▶ _Problem details_:
All of the data should be repeated exactly; pictures are not part of the copy.

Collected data
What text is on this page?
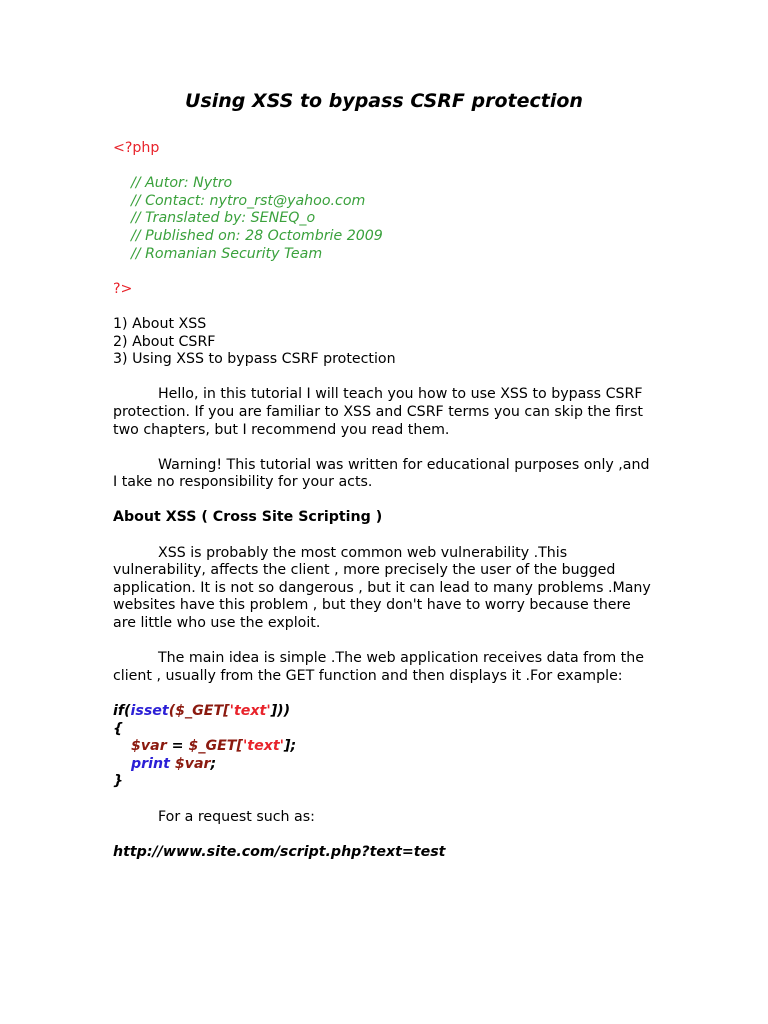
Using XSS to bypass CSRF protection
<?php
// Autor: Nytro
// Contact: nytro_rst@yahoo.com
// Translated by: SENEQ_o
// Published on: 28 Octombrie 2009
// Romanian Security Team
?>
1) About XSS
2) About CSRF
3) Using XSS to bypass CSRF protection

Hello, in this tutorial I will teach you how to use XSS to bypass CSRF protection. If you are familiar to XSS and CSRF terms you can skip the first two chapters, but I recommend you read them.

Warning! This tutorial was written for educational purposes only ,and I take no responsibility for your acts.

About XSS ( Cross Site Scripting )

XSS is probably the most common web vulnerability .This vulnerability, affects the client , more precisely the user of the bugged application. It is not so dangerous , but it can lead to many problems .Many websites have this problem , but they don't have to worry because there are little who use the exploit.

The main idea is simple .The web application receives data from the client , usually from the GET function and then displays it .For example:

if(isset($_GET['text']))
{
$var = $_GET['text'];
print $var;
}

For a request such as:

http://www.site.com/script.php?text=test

▶ _Answer below_:
What text is on this page?
Using XSS to bypass CSRF protection
<?php
// Autor: Nytro
// Contact: nytro_rst@yahoo.com
// Translated by: SENEQ_o
// Published on: 28 Octombrie 2009
// Romanian Security Team
?>
1) About XSS
2) About CSRF
3) Using XSS to bypass CSRF protection

Hello, in this tutorial I will teach you how to use XSS to bypass CSRF protection. If you are familiar to XSS and CSRF terms you can skip the first two chapters, but I recommend you read them.

Warning! This tutorial was written for educational purposes only ,and I take no responsibility for your acts.

About XSS ( Cross Site Scripting )

XSS is probably the most common web vulnerability .This vulnerability, affects the client , more precisely the user of the bugged application. It is not so dangerous , but it can lead to many problems .Many websites have this problem , but they don't have to worry because there are little who use the exploit.

The main idea is simple .The web application receives data from the client , usually from the GET function and then displays it .For example:

if(isset($_GET['text']))
{
$var = $_GET['text'];
print $var;
}

For a request such as:

http://www.site.com/script.php?text=test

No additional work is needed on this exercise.